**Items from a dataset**
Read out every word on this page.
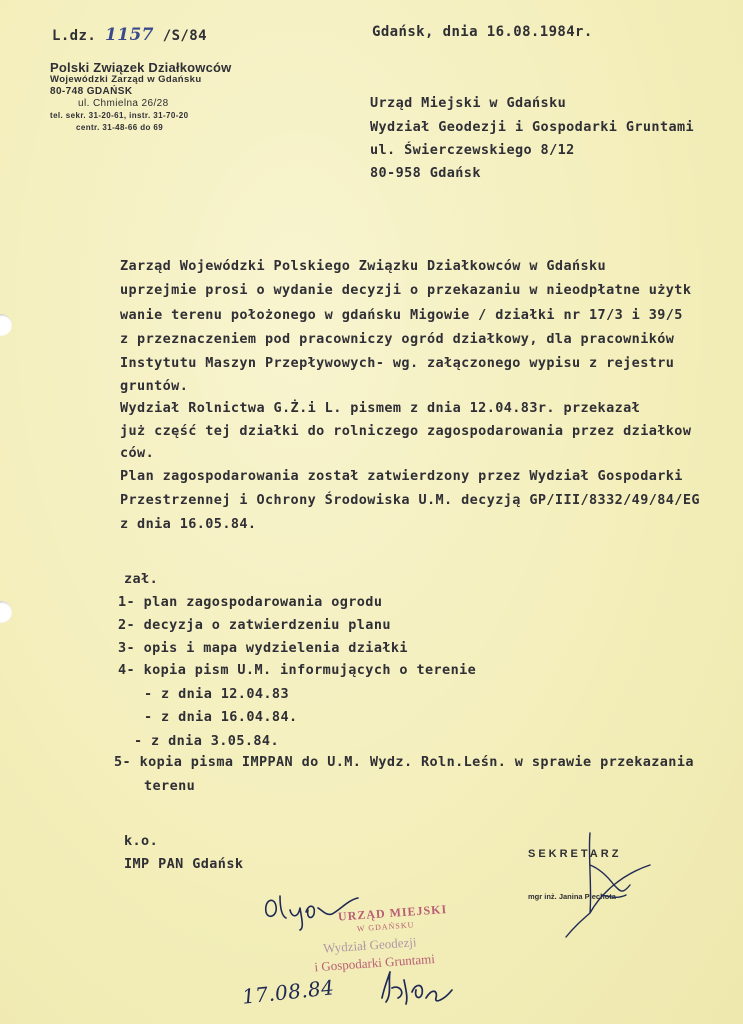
L.dz. 1157 /S/84
Polski Związek Działkowców
Wojewódzki Zarząd w Gdańsku
80-748 GDAŃSK
ul. Chmielna 26/28
tel. sekr. 31-20-61, instr. 31-70-20
centr. 31-48-66 do 69
Gdańsk, dnia 16.08.1984r.
Urząd Miejski w Gdańsku
Wydział Geodezji i Gospodarki Gruntami
ul. Świerczewskiego 8/12
80-958 Gdańsk
Zarząd Wojewódzki Polskiego Związku Działkowców w Gdańsku
uprzejmie prosi o wydanie decyzji o przekazaniu w nieodpłatne użytk
wanie terenu położonego w gdańsku Migowie / działki nr 17/3 i 39/5
z przeznaczeniem pod pracowniczy ogród działkowy, dla pracowników
Instytutu Maszyn Przepływowych- wg. załączonego wypisu z rejestru
gruntów.
Wydział Rolnictwa G.Ż.i L. pismem z dnia 12.04.83r. przekazał
już część tej działki do rolniczego zagospodarowania przez działkow
ców.
Plan zagospodarowania został zatwierdzony przez Wydział Gospodarki
Przestrzennej i Ochrony Środowiska U.M. decyzją GP/III/8332/49/84/EG
z dnia 16.05.84.
zał.
1- plan zagospodarowania ogrodu
2- decyzja o zatwierdzeniu planu
3- opis i mapa wydzielenia działki
4- kopia pism U.M. informujących o terenie
- z dnia 12.04.83
- z dnia 16.04.84.
- z dnia 3.05.84.
5- kopia pisma IMPPAN do U.M. Wydz. Roln.Leśn. w sprawie przekazania
terenu
k.o.
IMP PAN Gdańsk
SEKRETARZ
mgr inż. Janina Piechota
URZĄD MIEJSKI
W GDAŃSKU
Wydział Geodezji
i Gospodarki Gruntami
17.08.84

**EXERCISE TASK**
Copy each line of the records containing the string "Wojewódzki".

**THE REPLY**
Wojewódzki Zarząd w Gdańsku
Zarząd Wojewódzki Polskiego Związku Działkowców w Gdańsku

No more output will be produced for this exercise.